Collected data entries:
──────────────────────────────

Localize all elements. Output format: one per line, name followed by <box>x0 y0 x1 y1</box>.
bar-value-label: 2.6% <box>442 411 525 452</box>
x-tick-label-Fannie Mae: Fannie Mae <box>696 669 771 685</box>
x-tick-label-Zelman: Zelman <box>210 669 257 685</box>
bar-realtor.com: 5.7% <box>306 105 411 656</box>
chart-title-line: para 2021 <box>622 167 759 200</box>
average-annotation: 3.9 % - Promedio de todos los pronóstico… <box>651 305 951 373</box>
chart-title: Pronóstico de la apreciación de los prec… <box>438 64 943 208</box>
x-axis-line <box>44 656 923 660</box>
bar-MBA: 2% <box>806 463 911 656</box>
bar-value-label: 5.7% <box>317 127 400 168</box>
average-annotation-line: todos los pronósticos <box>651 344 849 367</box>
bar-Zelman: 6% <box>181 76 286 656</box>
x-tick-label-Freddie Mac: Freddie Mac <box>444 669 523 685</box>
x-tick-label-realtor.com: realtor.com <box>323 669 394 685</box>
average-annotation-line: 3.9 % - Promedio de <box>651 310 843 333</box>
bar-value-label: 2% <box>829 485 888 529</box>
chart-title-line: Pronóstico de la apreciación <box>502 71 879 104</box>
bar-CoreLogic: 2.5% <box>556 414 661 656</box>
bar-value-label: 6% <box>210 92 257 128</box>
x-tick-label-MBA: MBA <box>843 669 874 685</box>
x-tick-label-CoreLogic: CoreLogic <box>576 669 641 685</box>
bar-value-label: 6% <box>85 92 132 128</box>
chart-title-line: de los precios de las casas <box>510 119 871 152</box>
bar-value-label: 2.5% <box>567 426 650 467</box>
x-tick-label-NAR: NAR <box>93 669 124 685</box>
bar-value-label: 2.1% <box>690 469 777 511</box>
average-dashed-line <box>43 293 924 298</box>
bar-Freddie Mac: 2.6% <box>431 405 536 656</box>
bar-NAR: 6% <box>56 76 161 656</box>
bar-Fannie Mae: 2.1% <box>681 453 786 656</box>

──────────────────────────────

→ **Exercise goal**
Output every one of the lines above verbatim and in the same order.

→ **Reply**
Localize all elements. Output format: one per line, name followed by <box>x0 y0 x1 y1</box>.
bar-value-label: 2.6% <box>442 411 525 452</box>
x-tick-label-Fannie Mae: Fannie Mae <box>696 669 771 685</box>
x-tick-label-Zelman: Zelman <box>210 669 257 685</box>
bar-realtor.com: 5.7% <box>306 105 411 656</box>
chart-title-line: para 2021 <box>622 167 759 200</box>
average-annotation: 3.9 % - Promedio de todos los pronóstico… <box>651 305 951 373</box>
chart-title: Pronóstico de la apreciación de los prec… <box>438 64 943 208</box>
x-axis-line <box>44 656 923 660</box>
bar-MBA: 2% <box>806 463 911 656</box>
bar-value-label: 5.7% <box>317 127 400 168</box>
average-annotation-line: todos los pronósticos <box>651 344 849 367</box>
bar-Zelman: 6% <box>181 76 286 656</box>
x-tick-label-Freddie Mac: Freddie Mac <box>444 669 523 685</box>
x-tick-label-realtor.com: realtor.com <box>323 669 394 685</box>
average-annotation-line: 3.9 % - Promedio de <box>651 310 843 333</box>
bar-value-label: 2% <box>829 485 888 529</box>
chart-title-line: Pronóstico de la apreciación <box>502 71 879 104</box>
bar-CoreLogic: 2.5% <box>556 414 661 656</box>
bar-value-label: 6% <box>210 92 257 128</box>
x-tick-label-MBA: MBA <box>843 669 874 685</box>
x-tick-label-CoreLogic: CoreLogic <box>576 669 641 685</box>
bar-value-label: 6% <box>85 92 132 128</box>
chart-title-line: de los precios de las casas <box>510 119 871 152</box>
bar-value-label: 2.5% <box>567 426 650 467</box>
x-tick-label-NAR: NAR <box>93 669 124 685</box>
bar-value-label: 2.1% <box>690 469 777 511</box>
average-dashed-line <box>43 293 924 298</box>
bar-Freddie Mac: 2.6% <box>431 405 536 656</box>
bar-NAR: 6% <box>56 76 161 656</box>
bar-Fannie Mae: 2.1% <box>681 453 786 656</box>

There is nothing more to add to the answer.